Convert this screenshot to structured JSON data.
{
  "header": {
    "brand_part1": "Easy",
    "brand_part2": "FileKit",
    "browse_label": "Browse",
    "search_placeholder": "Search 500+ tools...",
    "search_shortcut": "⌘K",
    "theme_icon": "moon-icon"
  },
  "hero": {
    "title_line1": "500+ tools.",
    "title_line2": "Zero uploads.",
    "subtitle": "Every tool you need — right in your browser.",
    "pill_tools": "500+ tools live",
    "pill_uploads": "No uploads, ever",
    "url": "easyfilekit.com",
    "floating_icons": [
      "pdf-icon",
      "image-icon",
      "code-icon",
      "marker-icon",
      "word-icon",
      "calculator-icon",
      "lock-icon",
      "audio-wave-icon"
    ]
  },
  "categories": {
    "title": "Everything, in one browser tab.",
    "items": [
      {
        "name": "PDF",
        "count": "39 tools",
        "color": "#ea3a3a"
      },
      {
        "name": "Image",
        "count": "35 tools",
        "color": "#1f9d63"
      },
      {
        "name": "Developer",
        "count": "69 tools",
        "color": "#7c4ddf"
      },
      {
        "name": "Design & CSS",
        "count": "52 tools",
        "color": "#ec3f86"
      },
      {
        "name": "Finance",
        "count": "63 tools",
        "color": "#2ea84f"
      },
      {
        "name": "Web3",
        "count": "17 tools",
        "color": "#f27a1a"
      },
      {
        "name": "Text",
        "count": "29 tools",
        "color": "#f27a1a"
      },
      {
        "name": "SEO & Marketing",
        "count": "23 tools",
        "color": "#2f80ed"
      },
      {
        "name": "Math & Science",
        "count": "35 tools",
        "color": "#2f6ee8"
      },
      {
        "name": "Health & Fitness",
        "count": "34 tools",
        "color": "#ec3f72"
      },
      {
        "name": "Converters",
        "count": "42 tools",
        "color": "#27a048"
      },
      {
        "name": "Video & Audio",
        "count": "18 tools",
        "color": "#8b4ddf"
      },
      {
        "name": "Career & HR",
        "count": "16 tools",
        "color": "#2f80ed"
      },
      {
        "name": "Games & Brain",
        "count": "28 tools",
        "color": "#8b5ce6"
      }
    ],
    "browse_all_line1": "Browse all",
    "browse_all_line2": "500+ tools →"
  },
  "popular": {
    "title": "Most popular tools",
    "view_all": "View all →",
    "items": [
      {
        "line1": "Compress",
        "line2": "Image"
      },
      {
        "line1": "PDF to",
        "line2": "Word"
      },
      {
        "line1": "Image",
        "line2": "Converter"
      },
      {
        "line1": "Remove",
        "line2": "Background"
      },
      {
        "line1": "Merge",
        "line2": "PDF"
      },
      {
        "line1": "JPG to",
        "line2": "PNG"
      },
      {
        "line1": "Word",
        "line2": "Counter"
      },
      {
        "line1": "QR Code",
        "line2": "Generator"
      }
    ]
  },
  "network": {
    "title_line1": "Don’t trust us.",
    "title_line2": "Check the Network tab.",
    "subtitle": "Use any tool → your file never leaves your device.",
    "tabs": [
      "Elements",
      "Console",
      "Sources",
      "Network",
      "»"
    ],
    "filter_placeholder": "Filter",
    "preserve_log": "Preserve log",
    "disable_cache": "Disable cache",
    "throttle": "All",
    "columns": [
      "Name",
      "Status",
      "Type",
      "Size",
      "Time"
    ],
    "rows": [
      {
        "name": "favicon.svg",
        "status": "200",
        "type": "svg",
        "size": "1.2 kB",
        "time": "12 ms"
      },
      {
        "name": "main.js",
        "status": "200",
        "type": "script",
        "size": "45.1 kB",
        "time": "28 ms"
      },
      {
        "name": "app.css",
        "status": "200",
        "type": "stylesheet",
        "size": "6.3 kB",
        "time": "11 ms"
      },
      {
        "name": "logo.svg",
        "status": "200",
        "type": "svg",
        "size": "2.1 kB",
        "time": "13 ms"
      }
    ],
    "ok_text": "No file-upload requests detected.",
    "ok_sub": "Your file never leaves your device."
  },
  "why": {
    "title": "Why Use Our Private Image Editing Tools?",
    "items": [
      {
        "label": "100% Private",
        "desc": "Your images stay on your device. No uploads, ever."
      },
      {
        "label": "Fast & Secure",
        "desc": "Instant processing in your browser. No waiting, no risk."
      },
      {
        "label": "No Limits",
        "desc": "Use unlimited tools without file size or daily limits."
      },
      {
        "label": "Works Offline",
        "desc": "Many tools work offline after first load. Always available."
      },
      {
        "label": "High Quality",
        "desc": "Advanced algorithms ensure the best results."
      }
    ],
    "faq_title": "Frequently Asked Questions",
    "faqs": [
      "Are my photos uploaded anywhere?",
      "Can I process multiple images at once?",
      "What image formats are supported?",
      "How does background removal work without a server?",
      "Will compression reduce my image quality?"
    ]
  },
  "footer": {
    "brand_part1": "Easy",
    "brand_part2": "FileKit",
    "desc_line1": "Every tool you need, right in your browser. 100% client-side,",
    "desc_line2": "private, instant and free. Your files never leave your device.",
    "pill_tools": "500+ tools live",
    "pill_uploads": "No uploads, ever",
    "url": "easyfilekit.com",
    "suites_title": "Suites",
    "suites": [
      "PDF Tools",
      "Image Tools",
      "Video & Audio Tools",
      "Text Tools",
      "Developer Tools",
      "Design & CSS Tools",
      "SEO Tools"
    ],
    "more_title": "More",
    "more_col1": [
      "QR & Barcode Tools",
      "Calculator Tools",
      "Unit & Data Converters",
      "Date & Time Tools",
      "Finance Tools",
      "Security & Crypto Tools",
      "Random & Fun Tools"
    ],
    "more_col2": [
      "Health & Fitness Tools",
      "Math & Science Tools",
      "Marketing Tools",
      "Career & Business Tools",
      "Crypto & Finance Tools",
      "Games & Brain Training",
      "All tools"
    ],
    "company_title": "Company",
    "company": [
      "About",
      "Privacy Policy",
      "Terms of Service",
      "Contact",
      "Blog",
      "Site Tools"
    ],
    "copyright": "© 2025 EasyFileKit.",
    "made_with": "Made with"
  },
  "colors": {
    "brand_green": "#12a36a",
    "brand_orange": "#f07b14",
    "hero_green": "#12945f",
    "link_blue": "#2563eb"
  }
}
_ _ _ _ _
[Stated goal]: Repeat the entries exactly, all of them.

[Response to this task]:
Convert this screenshot to structured JSON data.
{
  "header": {
    "brand_part1": "Easy",
    "brand_part2": "FileKit",
    "browse_label": "Browse",
    "search_placeholder": "Search 500+ tools...",
    "search_shortcut": "⌘K",
    "theme_icon": "moon-icon"
  },
  "hero": {
    "title_line1": "500+ tools.",
    "title_line2": "Zero uploads.",
    "subtitle": "Every tool you need — right in your browser.",
    "pill_tools": "500+ tools live",
    "pill_uploads": "No uploads, ever",
    "url": "easyfilekit.com",
    "floating_icons": [
      "pdf-icon",
      "image-icon",
      "code-icon",
      "marker-icon",
      "word-icon",
      "calculator-icon",
      "lock-icon",
      "audio-wave-icon"
    ]
  },
  "categories": {
    "title": "Everything, in one browser tab.",
    "items": [
      {
        "name": "PDF",
        "count": "39 tools",
        "color": "#ea3a3a"
      },
      {
        "name": "Image",
        "count": "35 tools",
        "color": "#1f9d63"
      },
      {
        "name": "Developer",
        "count": "69 tools",
        "color": "#7c4ddf"
      },
      {
        "name": "Design & CSS",
        "count": "52 tools",
        "color": "#ec3f86"
      },
      {
        "name": "Finance",
        "count": "63 tools",
        "color": "#2ea84f"
      },
      {
        "name": "Web3",
        "count": "17 tools",
        "color": "#f27a1a"
      },
      {
        "name": "Text",
        "count": "29 tools",
        "color": "#f27a1a"
      },
      {
        "name": "SEO & Marketing",
        "count": "23 tools",
        "color": "#2f80ed"
      },
      {
        "name": "Math & Science",
        "count": "35 tools",
        "color": "#2f6ee8"
      },
      {
        "name": "Health & Fitness",
        "count": "34 tools",
        "color": "#ec3f72"
      },
      {
        "name": "Converters",
        "count": "42 tools",
        "color": "#27a048"
      },
      {
        "name": "Video & Audio",
        "count": "18 tools",
        "color": "#8b4ddf"
      },
      {
        "name": "Career & HR",
        "count": "16 tools",
        "color": "#2f80ed"
      },
      {
        "name": "Games & Brain",
        "count": "28 tools",
        "color": "#8b5ce6"
      }
    ],
    "browse_all_line1": "Browse all",
    "browse_all_line2": "500+ tools →"
  },
  "popular": {
    "title": "Most popular tools",
    "view_all": "View all →",
    "items": [
      {
        "line1": "Compress",
        "line2": "Image"
      },
      {
        "line1": "PDF to",
        "line2": "Word"
      },
      {
        "line1": "Image",
        "line2": "Converter"
      },
      {
        "line1": "Remove",
        "line2": "Background"
      },
      {
        "line1": "Merge",
        "line2": "PDF"
      },
      {
        "line1": "JPG to",
        "line2": "PNG"
      },
      {
        "line1": "Word",
        "line2": "Counter"
      },
      {
        "line1": "QR Code",
        "line2": "Generator"
      }
    ]
  },
  "network": {
    "title_line1": "Don’t trust us.",
    "title_line2": "Check the Network tab.",
    "subtitle": "Use any tool → your file never leaves your device.",
    "tabs": [
      "Elements",
      "Console",
      "Sources",
      "Network",
      "»"
    ],
    "filter_placeholder": "Filter",
    "preserve_log": "Preserve log",
    "disable_cache": "Disable cache",
    "throttle": "All",
    "columns": [
      "Name",
      "Status",
      "Type",
      "Size",
      "Time"
    ],
    "rows": [
      {
        "name": "favicon.svg",
        "status": "200",
        "type": "svg",
        "size": "1.2 kB",
        "time": "12 ms"
      },
      {
        "name": "main.js",
        "status": "200",
        "type": "script",
        "size": "45.1 kB",
        "time": "28 ms"
      },
      {
        "name": "app.css",
        "status": "200",
        "type": "stylesheet",
        "size": "6.3 kB",
        "time": "11 ms"
      },
      {
        "name": "logo.svg",
        "status": "200",
        "type": "svg",
        "size": "2.1 kB",
        "time": "13 ms"
      }
    ],
    "ok_text": "No file-upload requests detected.",
    "ok_sub": "Your file never leaves your device."
  },
  "why": {
    "title": "Why Use Our Private Image Editing Tools?",
    "items": [
      {
        "label": "100% Private",
        "desc": "Your images stay on your device. No uploads, ever."
      },
      {
        "label": "Fast & Secure",
        "desc": "Instant processing in your browser. No waiting, no risk."
      },
      {
        "label": "No Limits",
        "desc": "Use unlimited tools without file size or daily limits."
      },
      {
        "label": "Works Offline",
        "desc": "Many tools work offline after first load. Always available."
      },
      {
        "label": "High Quality",
        "desc": "Advanced algorithms ensure the best results."
      }
    ],
    "faq_title": "Frequently Asked Questions",
    "faqs": [
      "Are my photos uploaded anywhere?",
      "Can I process multiple images at once?",
      "What image formats are supported?",
      "How does background removal work without a server?",
      "Will compression reduce my image quality?"
    ]
  },
  "footer": {
    "brand_part1": "Easy",
    "brand_part2": "FileKit",
    "desc_line1": "Every tool you need, right in your browser. 100% client-side,",
    "desc_line2": "private, instant and free. Your files never leave your device.",
    "pill_tools": "500+ tools live",
    "pill_uploads": "No uploads, ever",
    "url": "easyfilekit.com",
    "suites_title": "Suites",
    "suites": [
      "PDF Tools",
      "Image Tools",
      "Video & Audio Tools",
      "Text Tools",
      "Developer Tools",
      "Design & CSS Tools",
      "SEO Tools"
    ],
    "more_title": "More",
    "more_col1": [
      "QR & Barcode Tools",
      "Calculator Tools",
      "Unit & Data Converters",
      "Date & Time Tools",
      "Finance Tools",
      "Security & Crypto Tools",
      "Random & Fun Tools"
    ],
    "more_col2": [
      "Health & Fitness Tools",
      "Math & Science Tools",
      "Marketing Tools",
      "Career & Business Tools",
      "Crypto & Finance Tools",
      "Games & Brain Training",
      "All tools"
    ],
    "company_title": "Company",
    "company": [
      "About",
      "Privacy Policy",
      "Terms of Service",
      "Contact",
      "Blog",
      "Site Tools"
    ],
    "copyright": "© 2025 EasyFileKit.",
    "made_with": "Made with"
  },
  "colors": {
    "brand_green": "#12a36a",
    "brand_orange": "#f07b14",
    "hero_green": "#12945f",
    "link_blue": "#2563eb"
  }
}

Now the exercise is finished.